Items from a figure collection
━━━━━━━━━━━━━━━━
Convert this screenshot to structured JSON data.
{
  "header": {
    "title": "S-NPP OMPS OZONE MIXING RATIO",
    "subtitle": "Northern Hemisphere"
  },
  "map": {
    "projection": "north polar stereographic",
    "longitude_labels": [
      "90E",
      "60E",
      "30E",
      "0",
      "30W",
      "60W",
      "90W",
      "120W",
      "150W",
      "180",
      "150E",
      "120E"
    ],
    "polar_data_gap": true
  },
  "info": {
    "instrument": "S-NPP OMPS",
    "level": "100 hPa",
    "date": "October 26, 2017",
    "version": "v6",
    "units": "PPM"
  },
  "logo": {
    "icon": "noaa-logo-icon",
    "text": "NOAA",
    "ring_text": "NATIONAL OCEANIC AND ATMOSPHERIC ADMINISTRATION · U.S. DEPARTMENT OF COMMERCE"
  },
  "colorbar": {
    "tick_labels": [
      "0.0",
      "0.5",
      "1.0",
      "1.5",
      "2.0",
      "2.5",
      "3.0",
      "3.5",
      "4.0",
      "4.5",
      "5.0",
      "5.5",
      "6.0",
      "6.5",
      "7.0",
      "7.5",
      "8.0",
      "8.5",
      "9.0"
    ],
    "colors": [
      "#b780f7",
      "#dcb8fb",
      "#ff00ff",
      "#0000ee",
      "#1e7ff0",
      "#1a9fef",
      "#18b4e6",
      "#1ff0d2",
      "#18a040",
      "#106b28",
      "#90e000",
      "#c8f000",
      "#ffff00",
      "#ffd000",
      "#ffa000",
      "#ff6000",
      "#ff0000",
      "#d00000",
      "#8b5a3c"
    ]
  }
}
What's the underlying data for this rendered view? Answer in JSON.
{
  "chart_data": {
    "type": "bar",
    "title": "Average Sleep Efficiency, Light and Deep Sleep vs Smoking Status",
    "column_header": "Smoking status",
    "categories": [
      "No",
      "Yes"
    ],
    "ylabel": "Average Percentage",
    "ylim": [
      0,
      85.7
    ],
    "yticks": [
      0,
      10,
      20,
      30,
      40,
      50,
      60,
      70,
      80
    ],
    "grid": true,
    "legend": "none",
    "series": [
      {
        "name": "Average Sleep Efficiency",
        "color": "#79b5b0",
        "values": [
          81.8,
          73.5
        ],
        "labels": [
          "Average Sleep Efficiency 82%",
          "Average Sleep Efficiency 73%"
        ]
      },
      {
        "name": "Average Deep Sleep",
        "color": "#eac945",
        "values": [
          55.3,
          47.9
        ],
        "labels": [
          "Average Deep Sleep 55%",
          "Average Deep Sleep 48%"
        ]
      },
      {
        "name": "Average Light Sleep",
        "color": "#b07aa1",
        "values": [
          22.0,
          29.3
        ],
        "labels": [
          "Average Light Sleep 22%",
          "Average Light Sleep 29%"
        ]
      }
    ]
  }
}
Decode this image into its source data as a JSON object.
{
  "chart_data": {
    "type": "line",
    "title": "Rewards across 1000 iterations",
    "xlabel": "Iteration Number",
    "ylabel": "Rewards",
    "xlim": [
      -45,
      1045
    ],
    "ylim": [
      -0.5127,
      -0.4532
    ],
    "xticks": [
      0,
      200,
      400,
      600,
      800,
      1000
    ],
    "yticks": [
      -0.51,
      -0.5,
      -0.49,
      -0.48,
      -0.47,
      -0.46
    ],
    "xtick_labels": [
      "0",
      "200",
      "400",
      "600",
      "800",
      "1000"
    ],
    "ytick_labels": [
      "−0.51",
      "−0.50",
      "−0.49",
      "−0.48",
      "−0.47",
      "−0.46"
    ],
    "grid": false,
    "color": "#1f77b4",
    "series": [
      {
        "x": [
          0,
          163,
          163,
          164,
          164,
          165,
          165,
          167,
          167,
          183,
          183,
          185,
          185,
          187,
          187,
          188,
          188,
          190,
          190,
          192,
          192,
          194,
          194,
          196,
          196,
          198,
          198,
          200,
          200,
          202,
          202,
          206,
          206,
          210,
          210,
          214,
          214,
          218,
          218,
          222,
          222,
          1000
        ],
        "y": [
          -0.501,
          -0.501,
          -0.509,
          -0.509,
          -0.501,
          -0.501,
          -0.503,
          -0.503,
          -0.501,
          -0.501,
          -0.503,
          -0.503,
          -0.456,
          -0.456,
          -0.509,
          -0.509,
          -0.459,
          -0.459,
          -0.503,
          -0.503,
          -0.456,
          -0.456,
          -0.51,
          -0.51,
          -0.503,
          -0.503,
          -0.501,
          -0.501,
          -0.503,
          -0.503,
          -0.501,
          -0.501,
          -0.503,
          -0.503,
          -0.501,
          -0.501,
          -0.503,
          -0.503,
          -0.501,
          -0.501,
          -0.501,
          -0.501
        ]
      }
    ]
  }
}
━━━━━━━━━━━━━━━━
** INSTRUCTIONS FOR THE TASK **
Filter the entries down to the lines with the word "ylabel" in them.

** ANSWER FOR THE TASK **
    "ylabel": "Average Percentage",
    "ylabel": "Rewards",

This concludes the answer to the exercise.